Aim:
Check every line below for the word "this" and give only the number of lines where it appears.

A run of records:
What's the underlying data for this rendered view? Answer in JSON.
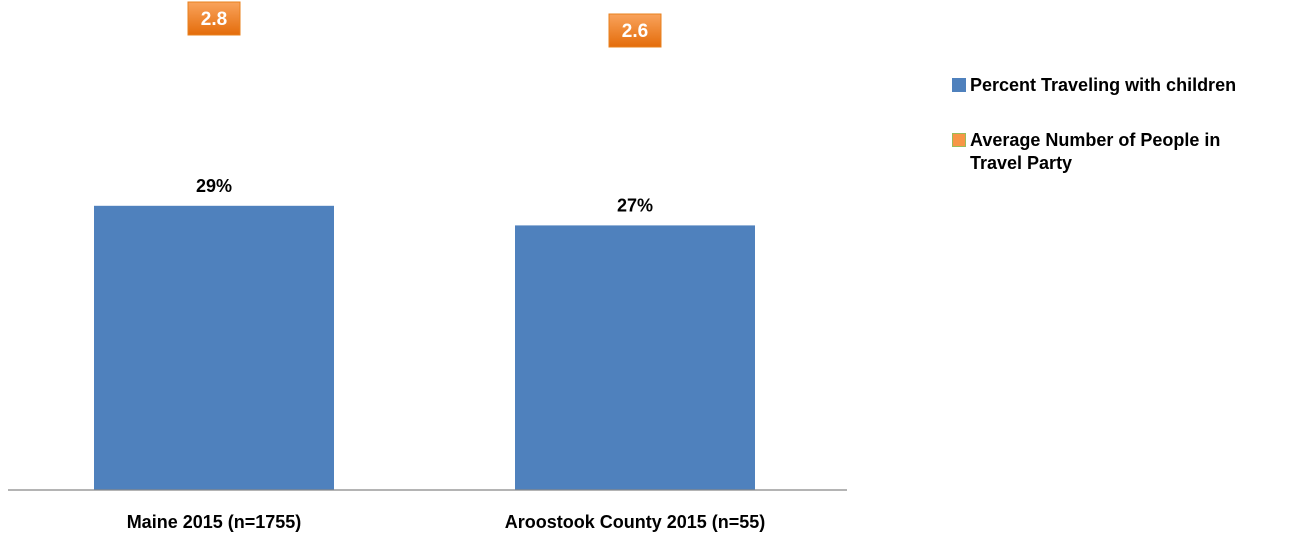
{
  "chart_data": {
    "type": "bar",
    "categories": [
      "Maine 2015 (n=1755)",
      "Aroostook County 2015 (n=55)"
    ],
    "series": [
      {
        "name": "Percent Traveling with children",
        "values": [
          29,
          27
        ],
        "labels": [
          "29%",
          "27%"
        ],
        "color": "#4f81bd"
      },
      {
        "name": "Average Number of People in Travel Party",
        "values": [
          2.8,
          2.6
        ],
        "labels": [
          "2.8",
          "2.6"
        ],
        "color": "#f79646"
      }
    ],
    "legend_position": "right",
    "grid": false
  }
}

---

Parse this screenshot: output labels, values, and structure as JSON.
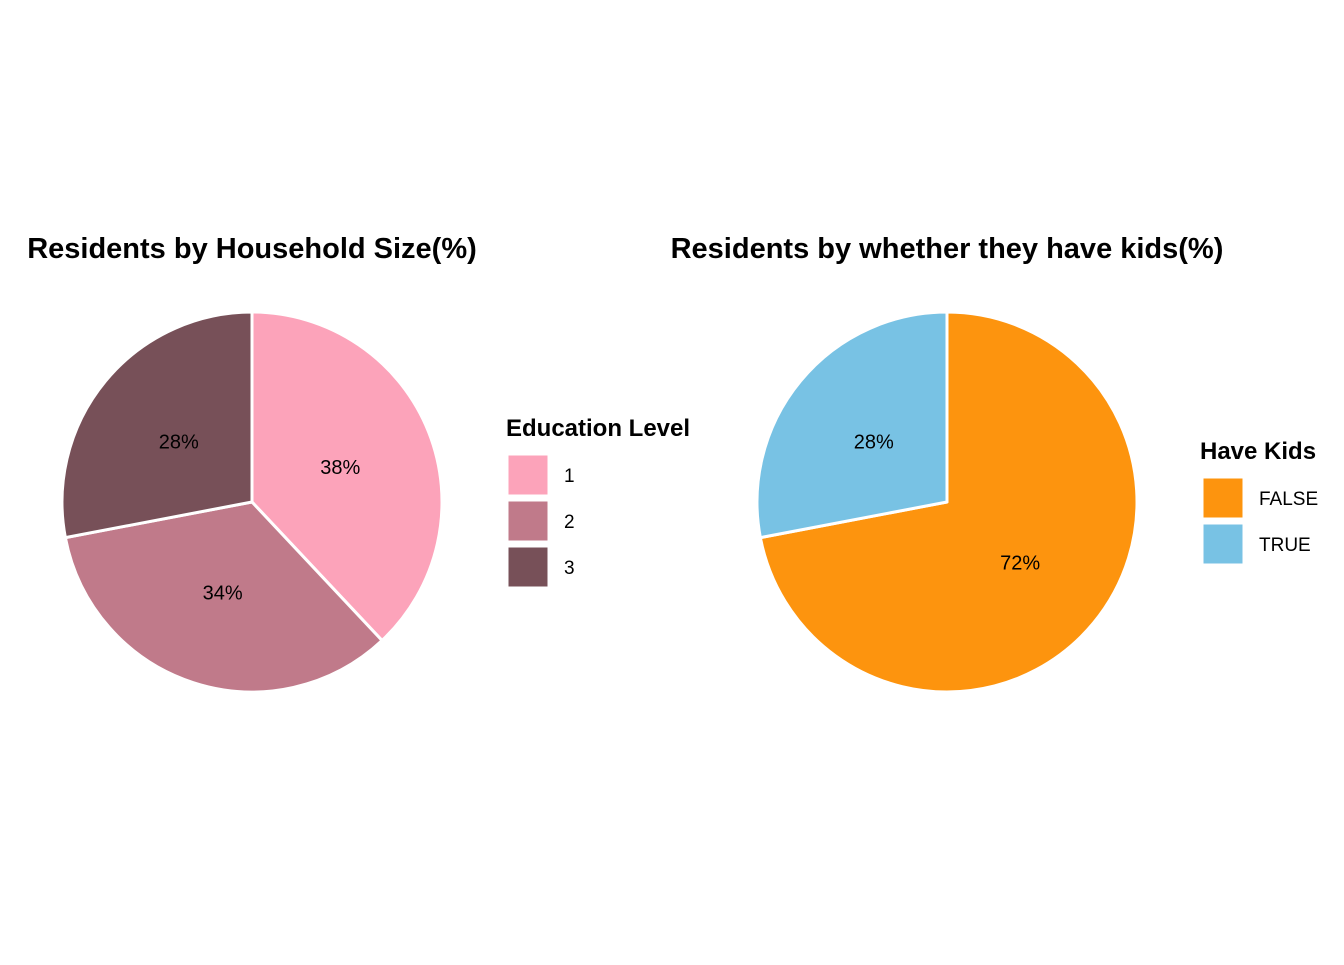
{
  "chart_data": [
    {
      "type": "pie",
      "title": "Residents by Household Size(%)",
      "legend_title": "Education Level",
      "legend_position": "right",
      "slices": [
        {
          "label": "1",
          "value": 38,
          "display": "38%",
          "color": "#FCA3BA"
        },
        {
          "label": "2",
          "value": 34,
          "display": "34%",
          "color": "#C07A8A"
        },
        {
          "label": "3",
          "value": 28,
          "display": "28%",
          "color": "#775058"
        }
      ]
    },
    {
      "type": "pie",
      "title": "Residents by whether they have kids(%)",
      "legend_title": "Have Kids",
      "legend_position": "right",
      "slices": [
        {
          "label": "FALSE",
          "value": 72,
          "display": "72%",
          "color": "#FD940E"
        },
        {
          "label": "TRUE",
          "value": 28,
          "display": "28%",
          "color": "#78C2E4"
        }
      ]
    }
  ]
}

Exercise output:
2